WORK TO COMPLETE:
Could you copy out, word for word, every line of the data from the first one through the line containing "194, 288, 218]", with both of those lines included?

DATA LINES:
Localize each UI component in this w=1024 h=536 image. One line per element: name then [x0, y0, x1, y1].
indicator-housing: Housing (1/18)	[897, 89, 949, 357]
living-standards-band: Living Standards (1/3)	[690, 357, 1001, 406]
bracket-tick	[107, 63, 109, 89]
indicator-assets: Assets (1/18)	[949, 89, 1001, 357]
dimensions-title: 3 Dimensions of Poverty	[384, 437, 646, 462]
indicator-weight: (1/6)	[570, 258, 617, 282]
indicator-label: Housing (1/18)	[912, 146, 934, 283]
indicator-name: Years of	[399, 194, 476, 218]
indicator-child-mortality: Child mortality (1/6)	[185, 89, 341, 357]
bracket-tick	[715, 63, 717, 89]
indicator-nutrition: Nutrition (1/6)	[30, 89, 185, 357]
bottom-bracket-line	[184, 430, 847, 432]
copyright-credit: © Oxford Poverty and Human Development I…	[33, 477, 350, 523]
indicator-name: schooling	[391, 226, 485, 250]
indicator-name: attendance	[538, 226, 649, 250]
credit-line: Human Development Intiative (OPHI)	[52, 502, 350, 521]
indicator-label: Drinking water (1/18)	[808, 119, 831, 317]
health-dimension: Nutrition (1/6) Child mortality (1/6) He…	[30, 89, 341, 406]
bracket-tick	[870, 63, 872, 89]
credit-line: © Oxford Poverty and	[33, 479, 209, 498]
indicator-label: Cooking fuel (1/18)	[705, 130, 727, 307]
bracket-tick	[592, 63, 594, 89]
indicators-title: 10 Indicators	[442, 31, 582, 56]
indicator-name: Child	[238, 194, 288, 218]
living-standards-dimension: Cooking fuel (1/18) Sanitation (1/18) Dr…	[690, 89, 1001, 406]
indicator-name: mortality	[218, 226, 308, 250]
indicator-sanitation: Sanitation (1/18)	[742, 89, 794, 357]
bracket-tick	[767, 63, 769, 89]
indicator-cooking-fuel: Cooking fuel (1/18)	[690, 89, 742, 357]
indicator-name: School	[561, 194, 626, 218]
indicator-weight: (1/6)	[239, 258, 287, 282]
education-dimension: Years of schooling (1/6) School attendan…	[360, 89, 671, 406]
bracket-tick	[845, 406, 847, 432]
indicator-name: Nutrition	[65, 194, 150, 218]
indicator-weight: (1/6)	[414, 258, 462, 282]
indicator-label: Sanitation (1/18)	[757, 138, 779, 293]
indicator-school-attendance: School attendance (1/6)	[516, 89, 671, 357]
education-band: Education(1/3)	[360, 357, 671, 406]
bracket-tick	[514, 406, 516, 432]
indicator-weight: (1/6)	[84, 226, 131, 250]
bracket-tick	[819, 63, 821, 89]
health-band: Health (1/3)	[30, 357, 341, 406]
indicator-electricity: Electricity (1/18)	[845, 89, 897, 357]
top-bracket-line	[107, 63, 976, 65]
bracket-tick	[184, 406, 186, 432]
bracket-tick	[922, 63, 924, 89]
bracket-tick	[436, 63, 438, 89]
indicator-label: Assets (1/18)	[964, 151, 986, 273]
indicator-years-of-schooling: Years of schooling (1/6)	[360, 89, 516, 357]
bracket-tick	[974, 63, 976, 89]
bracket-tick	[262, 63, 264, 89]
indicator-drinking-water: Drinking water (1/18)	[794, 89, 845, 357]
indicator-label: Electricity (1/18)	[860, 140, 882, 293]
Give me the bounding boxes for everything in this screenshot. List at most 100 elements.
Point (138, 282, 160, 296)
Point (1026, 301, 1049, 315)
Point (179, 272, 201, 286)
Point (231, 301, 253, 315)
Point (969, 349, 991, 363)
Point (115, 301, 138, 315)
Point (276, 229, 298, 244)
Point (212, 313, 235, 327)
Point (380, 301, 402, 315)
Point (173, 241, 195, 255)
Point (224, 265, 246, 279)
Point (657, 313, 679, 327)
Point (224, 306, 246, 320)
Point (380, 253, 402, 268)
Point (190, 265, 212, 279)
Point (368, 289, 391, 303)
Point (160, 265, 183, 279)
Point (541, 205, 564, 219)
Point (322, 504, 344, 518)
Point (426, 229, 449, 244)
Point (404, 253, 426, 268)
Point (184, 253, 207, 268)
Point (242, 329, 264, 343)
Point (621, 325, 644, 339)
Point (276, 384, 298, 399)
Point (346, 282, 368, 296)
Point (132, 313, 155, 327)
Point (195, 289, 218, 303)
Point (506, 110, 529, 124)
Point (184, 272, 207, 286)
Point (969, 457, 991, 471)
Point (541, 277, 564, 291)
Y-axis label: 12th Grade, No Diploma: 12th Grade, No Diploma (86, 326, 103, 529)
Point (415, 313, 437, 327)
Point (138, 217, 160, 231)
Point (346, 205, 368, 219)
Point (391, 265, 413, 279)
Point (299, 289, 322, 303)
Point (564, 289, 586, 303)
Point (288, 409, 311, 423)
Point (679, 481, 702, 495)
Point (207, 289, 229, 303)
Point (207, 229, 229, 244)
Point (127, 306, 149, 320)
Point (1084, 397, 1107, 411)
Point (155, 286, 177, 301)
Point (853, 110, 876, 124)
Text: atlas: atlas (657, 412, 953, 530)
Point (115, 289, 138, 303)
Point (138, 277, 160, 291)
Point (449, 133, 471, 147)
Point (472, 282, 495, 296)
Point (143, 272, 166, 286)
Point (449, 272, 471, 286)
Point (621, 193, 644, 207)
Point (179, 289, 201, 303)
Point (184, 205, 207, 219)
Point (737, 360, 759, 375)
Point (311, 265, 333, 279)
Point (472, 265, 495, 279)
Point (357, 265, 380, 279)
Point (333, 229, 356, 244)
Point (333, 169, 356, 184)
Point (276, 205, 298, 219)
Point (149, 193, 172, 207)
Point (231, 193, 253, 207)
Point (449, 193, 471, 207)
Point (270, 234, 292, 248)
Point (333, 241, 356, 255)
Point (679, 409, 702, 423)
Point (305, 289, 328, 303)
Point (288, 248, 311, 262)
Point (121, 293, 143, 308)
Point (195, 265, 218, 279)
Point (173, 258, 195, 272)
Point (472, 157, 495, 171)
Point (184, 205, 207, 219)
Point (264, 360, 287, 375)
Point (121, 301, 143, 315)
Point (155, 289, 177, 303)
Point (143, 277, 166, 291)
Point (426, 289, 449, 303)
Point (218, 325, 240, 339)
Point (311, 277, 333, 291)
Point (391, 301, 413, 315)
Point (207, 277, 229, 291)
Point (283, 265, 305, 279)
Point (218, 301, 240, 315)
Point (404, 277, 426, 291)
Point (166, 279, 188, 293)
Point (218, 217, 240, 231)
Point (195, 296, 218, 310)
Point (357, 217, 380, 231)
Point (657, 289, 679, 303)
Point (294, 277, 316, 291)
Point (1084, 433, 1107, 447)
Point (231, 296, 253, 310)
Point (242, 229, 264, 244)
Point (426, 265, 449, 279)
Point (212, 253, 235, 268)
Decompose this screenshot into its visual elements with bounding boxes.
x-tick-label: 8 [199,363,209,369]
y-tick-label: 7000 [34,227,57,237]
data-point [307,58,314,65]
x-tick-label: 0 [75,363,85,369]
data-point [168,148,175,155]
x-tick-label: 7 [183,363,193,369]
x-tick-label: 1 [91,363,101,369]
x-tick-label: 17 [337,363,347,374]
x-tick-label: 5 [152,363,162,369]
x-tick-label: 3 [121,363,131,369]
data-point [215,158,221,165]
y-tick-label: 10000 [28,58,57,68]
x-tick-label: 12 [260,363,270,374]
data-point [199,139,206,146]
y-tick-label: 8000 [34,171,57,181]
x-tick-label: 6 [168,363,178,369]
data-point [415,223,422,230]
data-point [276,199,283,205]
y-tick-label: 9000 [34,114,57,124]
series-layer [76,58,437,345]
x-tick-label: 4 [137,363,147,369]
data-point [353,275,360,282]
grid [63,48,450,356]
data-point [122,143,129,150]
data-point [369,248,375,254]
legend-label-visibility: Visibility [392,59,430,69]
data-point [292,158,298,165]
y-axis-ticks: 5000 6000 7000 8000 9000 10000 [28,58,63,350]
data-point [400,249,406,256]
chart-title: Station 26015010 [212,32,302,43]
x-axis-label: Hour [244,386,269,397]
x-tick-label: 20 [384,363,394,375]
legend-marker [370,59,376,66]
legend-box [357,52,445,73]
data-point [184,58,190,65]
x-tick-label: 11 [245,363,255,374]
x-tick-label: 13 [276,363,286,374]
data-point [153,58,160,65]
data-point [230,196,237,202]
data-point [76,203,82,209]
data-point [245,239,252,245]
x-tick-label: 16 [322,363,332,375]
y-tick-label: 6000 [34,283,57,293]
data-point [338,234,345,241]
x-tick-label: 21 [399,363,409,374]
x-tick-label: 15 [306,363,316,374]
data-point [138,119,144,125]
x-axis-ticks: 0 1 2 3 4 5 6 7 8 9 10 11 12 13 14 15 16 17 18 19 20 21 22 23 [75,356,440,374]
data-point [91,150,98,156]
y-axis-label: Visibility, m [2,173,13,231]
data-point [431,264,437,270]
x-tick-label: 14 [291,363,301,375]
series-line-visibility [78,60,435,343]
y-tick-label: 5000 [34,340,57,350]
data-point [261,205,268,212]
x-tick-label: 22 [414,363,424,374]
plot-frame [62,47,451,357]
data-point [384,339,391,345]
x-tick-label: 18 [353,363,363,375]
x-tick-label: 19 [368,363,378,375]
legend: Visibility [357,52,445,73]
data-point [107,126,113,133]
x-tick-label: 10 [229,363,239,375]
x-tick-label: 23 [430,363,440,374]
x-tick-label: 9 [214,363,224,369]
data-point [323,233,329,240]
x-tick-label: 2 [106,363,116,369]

RESULT OF THE EXERCISE:
Localize each UI component in this w=1024 h=536 image. One line per element: name then [x0, y0, x1, y1].
indicator-housing: Housing (1/18)	[897, 89, 949, 357]
living-standards-band: Living Standards (1/3)	[690, 357, 1001, 406]
bracket-tick	[107, 63, 109, 89]
indicator-assets: Assets (1/18)	[949, 89, 1001, 357]
dimensions-title: 3 Dimensions of Poverty	[384, 437, 646, 462]
indicator-weight: (1/6)	[570, 258, 617, 282]
indicator-label: Housing (1/18)	[912, 146, 934, 283]
indicator-name: Years of	[399, 194, 476, 218]
indicator-child-mortality: Child mortality (1/6)	[185, 89, 341, 357]
bracket-tick	[715, 63, 717, 89]
indicator-nutrition: Nutrition (1/6)	[30, 89, 185, 357]
bottom-bracket-line	[184, 430, 847, 432]
copyright-credit: © Oxford Poverty and Human Development I…	[33, 477, 350, 523]
indicator-name: schooling	[391, 226, 485, 250]
indicator-name: attendance	[538, 226, 649, 250]
credit-line: Human Development Intiative (OPHI)	[52, 502, 350, 521]
indicator-label: Drinking water (1/18)	[808, 119, 831, 317]
health-dimension: Nutrition (1/6) Child mortality (1/6) He…	[30, 89, 341, 406]
bracket-tick	[870, 63, 872, 89]
credit-line: © Oxford Poverty and	[33, 479, 209, 498]
indicator-label: Cooking fuel (1/18)	[705, 130, 727, 307]
bracket-tick	[592, 63, 594, 89]
indicators-title: 10 Indicators	[442, 31, 582, 56]
indicator-name: Child	[238, 194, 288, 218]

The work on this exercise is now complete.